### Exercise aim
From the listing below, pull out all lines with "name" in them.

### The records
************

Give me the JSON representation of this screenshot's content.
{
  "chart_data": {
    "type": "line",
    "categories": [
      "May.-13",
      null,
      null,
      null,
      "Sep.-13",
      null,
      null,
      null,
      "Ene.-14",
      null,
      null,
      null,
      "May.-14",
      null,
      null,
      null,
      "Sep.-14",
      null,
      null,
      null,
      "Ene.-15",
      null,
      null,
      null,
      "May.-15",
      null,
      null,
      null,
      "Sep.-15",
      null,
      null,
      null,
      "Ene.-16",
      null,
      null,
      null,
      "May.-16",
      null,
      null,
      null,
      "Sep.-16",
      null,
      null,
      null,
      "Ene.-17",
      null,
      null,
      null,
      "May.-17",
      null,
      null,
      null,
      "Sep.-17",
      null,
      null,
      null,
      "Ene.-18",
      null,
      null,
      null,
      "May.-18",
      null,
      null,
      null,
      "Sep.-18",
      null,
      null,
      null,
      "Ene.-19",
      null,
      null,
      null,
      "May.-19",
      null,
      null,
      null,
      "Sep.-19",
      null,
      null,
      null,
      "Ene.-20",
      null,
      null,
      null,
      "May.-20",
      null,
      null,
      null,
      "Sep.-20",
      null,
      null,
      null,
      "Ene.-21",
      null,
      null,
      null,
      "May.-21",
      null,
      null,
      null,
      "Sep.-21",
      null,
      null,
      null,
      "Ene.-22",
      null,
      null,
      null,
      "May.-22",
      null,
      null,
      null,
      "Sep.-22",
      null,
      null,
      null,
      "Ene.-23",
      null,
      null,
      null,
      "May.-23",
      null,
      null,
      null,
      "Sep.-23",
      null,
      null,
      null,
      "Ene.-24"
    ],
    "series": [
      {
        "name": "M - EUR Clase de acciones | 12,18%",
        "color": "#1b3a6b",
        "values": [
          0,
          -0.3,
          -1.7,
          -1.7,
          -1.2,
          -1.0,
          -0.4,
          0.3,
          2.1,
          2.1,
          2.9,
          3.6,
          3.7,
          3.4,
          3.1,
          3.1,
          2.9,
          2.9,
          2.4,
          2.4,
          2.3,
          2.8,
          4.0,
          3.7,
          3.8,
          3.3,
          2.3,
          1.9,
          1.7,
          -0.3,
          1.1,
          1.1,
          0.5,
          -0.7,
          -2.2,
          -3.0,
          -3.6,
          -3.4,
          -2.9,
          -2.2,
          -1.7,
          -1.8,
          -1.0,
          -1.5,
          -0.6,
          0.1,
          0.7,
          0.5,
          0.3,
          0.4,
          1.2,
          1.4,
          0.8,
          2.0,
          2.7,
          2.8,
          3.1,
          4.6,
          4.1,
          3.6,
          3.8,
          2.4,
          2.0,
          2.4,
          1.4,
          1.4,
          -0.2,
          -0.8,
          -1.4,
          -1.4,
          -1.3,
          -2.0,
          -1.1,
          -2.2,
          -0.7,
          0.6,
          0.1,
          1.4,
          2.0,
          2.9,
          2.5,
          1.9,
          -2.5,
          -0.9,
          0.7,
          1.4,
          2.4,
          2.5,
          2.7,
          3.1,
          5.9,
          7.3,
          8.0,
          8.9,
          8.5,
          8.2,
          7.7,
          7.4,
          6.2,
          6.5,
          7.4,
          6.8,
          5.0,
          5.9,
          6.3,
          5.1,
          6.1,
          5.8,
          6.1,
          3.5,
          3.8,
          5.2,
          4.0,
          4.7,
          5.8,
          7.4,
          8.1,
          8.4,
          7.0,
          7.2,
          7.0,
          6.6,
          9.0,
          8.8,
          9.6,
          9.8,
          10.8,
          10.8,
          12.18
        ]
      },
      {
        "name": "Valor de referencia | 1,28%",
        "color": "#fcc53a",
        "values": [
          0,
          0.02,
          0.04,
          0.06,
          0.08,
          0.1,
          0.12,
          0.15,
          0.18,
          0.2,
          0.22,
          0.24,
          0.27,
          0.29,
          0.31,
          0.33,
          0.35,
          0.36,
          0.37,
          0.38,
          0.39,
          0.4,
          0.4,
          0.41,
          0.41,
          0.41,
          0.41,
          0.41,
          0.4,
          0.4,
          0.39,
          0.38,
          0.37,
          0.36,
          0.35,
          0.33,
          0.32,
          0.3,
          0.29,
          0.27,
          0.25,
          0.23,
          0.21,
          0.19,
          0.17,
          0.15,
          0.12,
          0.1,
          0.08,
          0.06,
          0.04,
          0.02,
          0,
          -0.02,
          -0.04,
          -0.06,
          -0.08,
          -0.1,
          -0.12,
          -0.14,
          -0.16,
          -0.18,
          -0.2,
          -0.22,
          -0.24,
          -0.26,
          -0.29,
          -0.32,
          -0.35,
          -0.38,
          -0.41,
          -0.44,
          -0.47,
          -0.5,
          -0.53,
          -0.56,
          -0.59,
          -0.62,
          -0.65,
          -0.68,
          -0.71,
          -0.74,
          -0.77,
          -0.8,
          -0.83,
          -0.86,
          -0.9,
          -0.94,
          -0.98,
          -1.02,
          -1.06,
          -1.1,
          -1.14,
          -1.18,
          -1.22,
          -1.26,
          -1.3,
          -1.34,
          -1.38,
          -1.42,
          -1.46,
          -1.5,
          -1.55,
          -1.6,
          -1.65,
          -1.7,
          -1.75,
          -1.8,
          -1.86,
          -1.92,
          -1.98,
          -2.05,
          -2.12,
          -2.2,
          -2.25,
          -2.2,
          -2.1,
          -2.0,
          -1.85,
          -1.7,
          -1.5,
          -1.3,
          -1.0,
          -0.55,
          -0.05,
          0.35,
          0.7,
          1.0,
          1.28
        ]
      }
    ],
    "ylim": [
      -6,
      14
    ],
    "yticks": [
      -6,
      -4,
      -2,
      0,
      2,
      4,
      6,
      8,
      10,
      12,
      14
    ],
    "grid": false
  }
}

************

### Correct result
        "name": "M - EUR Clase de acciones | 12,18%",
        "name": "Valor de referencia | 1,28%",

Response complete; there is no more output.